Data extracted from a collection
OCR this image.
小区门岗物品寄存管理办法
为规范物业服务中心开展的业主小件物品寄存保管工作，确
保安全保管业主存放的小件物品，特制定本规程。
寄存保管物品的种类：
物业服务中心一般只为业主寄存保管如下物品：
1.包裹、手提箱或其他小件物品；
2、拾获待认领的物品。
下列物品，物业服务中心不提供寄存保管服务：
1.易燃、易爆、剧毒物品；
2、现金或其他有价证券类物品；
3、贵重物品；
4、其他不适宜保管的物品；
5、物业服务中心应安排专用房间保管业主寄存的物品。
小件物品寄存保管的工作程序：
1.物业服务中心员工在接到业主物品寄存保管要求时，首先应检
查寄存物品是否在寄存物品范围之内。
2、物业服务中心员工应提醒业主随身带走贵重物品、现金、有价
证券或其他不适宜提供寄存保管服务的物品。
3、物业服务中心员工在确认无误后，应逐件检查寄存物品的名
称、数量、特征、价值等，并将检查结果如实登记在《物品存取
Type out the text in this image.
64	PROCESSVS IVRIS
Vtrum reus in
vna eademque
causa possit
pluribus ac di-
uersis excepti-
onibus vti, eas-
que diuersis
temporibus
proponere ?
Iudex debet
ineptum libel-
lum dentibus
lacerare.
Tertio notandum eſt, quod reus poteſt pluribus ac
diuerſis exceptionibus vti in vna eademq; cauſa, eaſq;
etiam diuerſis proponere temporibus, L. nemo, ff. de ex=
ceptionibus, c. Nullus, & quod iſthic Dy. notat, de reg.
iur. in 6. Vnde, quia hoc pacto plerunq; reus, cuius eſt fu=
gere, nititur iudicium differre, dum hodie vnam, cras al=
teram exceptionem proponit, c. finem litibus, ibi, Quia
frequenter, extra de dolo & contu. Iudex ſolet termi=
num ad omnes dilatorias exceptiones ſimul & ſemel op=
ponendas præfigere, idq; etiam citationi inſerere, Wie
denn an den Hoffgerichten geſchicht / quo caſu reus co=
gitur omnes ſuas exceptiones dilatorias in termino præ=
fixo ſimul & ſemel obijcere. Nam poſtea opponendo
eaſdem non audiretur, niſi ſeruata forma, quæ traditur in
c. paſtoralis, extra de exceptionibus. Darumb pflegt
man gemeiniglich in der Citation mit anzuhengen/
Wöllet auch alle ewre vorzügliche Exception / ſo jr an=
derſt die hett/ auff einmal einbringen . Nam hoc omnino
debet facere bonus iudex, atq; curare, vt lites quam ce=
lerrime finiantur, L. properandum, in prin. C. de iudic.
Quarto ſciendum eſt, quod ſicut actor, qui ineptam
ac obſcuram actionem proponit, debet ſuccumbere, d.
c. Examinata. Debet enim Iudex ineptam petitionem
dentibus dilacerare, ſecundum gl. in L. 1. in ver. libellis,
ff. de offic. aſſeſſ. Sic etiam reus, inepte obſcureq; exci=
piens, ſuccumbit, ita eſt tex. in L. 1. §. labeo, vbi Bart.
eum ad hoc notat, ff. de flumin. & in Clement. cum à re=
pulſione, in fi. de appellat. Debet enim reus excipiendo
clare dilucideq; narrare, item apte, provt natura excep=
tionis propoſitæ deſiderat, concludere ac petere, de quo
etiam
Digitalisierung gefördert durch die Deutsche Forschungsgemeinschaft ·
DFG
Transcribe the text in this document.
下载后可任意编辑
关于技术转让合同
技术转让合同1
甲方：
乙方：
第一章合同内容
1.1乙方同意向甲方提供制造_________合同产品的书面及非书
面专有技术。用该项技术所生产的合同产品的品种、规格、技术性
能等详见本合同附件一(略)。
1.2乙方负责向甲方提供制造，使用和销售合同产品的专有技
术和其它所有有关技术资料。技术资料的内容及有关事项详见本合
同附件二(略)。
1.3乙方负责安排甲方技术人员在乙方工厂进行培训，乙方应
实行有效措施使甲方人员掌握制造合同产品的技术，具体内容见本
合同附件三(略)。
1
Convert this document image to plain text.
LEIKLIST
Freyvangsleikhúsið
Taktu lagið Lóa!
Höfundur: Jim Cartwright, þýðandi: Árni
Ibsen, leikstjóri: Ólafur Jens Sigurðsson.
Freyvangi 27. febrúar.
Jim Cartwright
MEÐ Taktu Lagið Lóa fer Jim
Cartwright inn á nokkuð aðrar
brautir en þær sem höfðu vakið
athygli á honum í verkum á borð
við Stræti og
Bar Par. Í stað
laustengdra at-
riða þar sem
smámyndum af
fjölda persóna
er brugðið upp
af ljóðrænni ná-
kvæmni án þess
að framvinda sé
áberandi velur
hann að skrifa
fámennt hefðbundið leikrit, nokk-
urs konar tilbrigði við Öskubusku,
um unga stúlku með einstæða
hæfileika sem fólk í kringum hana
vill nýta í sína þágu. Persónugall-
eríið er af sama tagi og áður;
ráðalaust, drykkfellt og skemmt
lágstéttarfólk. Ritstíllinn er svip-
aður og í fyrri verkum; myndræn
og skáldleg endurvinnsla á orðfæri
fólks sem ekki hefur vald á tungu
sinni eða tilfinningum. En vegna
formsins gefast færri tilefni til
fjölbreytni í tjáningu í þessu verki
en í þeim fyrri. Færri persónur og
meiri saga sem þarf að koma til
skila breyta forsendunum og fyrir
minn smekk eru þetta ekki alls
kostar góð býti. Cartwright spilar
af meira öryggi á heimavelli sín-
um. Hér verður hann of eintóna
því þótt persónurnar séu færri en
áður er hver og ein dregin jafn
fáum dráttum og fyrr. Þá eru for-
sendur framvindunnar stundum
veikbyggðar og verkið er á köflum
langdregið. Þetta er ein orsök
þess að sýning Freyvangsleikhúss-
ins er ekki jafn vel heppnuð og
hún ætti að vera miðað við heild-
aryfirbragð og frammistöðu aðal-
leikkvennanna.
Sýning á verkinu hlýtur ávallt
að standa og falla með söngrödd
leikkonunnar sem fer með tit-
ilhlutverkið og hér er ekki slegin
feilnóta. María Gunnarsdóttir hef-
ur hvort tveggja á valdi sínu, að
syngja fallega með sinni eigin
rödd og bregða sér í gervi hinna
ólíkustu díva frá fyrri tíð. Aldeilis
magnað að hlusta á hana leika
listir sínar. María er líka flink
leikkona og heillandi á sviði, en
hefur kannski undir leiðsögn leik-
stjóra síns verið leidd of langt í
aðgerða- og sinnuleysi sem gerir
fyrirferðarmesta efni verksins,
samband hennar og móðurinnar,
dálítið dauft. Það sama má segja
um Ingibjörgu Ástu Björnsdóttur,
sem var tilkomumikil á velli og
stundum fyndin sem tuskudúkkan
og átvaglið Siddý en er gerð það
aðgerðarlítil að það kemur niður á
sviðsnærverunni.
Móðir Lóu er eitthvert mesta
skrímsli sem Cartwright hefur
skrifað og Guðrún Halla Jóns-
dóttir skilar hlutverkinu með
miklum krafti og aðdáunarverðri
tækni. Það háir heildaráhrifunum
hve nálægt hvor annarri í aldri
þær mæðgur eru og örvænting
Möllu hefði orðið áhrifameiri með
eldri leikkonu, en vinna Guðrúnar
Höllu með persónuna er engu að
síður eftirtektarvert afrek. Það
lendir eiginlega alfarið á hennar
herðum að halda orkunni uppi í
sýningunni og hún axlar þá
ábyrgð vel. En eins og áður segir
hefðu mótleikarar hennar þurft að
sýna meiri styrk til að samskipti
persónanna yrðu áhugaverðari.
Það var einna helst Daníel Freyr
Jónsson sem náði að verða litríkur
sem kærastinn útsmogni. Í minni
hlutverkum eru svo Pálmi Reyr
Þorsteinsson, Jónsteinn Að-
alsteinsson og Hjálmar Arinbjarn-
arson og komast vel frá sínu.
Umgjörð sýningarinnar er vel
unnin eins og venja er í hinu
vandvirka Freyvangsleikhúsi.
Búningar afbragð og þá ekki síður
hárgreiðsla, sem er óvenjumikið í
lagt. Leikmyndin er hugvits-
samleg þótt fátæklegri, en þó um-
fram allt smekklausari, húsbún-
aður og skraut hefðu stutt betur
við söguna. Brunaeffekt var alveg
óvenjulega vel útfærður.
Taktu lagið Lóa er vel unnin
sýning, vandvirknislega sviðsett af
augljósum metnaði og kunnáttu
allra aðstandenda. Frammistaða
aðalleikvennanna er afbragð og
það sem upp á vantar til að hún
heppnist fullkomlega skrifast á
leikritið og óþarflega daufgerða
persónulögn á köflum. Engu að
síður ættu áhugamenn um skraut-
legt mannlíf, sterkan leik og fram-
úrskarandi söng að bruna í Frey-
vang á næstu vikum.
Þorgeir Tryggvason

• _Aim_:
Search the records above for the string "enim". Copy every line that contains it.

• _Correct response_:
c. Examinata. Debet enim Iudex ineptam petitionem
pulſione, in fi. de appellat. Debet enim reus excipiendo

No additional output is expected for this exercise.